The exercise -
Your task is to transcribe the data in full.

Data records:
>>

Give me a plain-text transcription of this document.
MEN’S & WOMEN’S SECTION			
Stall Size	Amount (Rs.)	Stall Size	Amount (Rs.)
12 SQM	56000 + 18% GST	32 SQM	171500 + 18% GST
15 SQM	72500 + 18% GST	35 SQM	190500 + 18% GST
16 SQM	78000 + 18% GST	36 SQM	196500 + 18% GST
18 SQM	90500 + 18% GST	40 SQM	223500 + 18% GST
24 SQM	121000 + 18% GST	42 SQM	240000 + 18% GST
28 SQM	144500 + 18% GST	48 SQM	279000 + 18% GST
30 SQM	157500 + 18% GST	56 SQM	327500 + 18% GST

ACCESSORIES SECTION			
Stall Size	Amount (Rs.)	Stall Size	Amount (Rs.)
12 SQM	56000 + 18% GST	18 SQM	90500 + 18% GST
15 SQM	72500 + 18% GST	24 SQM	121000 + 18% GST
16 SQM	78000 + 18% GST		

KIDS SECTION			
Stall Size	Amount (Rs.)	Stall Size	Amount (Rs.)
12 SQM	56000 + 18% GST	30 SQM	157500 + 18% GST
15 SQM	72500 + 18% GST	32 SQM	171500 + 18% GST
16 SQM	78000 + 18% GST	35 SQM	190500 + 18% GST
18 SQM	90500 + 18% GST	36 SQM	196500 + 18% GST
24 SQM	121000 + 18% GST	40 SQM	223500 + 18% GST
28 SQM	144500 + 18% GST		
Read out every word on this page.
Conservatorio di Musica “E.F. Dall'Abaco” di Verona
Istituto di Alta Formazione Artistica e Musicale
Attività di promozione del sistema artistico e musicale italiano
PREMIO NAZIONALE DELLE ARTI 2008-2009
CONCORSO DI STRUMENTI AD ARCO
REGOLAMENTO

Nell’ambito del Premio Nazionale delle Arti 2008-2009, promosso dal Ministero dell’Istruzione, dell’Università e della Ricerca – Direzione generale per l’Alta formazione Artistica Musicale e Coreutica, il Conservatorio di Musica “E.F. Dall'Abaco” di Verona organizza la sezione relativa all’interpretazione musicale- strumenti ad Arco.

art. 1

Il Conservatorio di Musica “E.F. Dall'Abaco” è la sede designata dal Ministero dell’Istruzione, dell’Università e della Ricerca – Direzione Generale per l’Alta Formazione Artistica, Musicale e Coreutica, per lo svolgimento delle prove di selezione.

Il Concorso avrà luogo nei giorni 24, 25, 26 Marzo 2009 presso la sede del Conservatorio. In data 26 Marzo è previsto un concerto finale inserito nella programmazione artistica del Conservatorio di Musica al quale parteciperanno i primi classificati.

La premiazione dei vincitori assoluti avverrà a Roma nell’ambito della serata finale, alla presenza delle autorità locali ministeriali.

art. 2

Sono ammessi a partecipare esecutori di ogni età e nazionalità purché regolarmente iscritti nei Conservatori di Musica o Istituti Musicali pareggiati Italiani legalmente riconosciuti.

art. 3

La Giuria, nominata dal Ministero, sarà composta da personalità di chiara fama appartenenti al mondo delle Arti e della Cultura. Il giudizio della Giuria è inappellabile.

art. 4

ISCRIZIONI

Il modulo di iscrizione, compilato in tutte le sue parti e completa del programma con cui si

<<

Solution to the problem -
Give me a plain-text transcription of this document.
MEN’S & WOMEN’S SECTION			
Stall Size	Amount (Rs.)	Stall Size	Amount (Rs.)
12 SQM	56000 + 18% GST	32 SQM	171500 + 18% GST
15 SQM	72500 + 18% GST	35 SQM	190500 + 18% GST
16 SQM	78000 + 18% GST	36 SQM	196500 + 18% GST
18 SQM	90500 + 18% GST	40 SQM	223500 + 18% GST
24 SQM	121000 + 18% GST	42 SQM	240000 + 18% GST
28 SQM	144500 + 18% GST	48 SQM	279000 + 18% GST
30 SQM	157500 + 18% GST	56 SQM	327500 + 18% GST

ACCESSORIES SECTION			
Stall Size	Amount (Rs.)	Stall Size	Amount (Rs.)
12 SQM	56000 + 18% GST	18 SQM	90500 + 18% GST
15 SQM	72500 + 18% GST	24 SQM	121000 + 18% GST
16 SQM	78000 + 18% GST		

KIDS SECTION			
Stall Size	Amount (Rs.)	Stall Size	Amount (Rs.)
12 SQM	56000 + 18% GST	30 SQM	157500 + 18% GST
15 SQM	72500 + 18% GST	32 SQM	171500 + 18% GST
16 SQM	78000 + 18% GST	35 SQM	190500 + 18% GST
18 SQM	90500 + 18% GST	36 SQM	196500 + 18% GST
24 SQM	121000 + 18% GST	40 SQM	223500 + 18% GST
28 SQM	144500 + 18% GST		
Read out every word on this page.
Conservatorio di Musica “E.F. Dall'Abaco” di Verona
Istituto di Alta Formazione Artistica e Musicale
Attività di promozione del sistema artistico e musicale italiano
PREMIO NAZIONALE DELLE ARTI 2008-2009
CONCORSO DI STRUMENTI AD ARCO
REGOLAMENTO

Nell’ambito del Premio Nazionale delle Arti 2008-2009, promosso dal Ministero dell’Istruzione, dell’Università e della Ricerca – Direzione generale per l’Alta formazione Artistica Musicale e Coreutica, il Conservatorio di Musica “E.F. Dall'Abaco” di Verona organizza la sezione relativa all’interpretazione musicale- strumenti ad Arco.

art. 1

Il Conservatorio di Musica “E.F. Dall'Abaco” è la sede designata dal Ministero dell’Istruzione, dell’Università e della Ricerca – Direzione Generale per l’Alta Formazione Artistica, Musicale e Coreutica, per lo svolgimento delle prove di selezione.

Il Concorso avrà luogo nei giorni 24, 25, 26 Marzo 2009 presso la sede del Conservatorio. In data 26 Marzo è previsto un concerto finale inserito nella programmazione artistica del Conservatorio di Musica al quale parteciperanno i primi classificati.

La premiazione dei vincitori assoluti avverrà a Roma nell’ambito della serata finale, alla presenza delle autorità locali ministeriali.

art. 2

Sono ammessi a partecipare esecutori di ogni età e nazionalità purché regolarmente iscritti nei Conservatori di Musica o Istituti Musicali pareggiati Italiani legalmente riconosciuti.

art. 3

La Giuria, nominata dal Ministero, sarà composta da personalità di chiara fama appartenenti al mondo delle Arti e della Cultura. Il giudizio della Giuria è inappellabile.

art. 4

ISCRIZIONI

Il modulo di iscrizione, compilato in tutte le sue parti e completa del programma con cui si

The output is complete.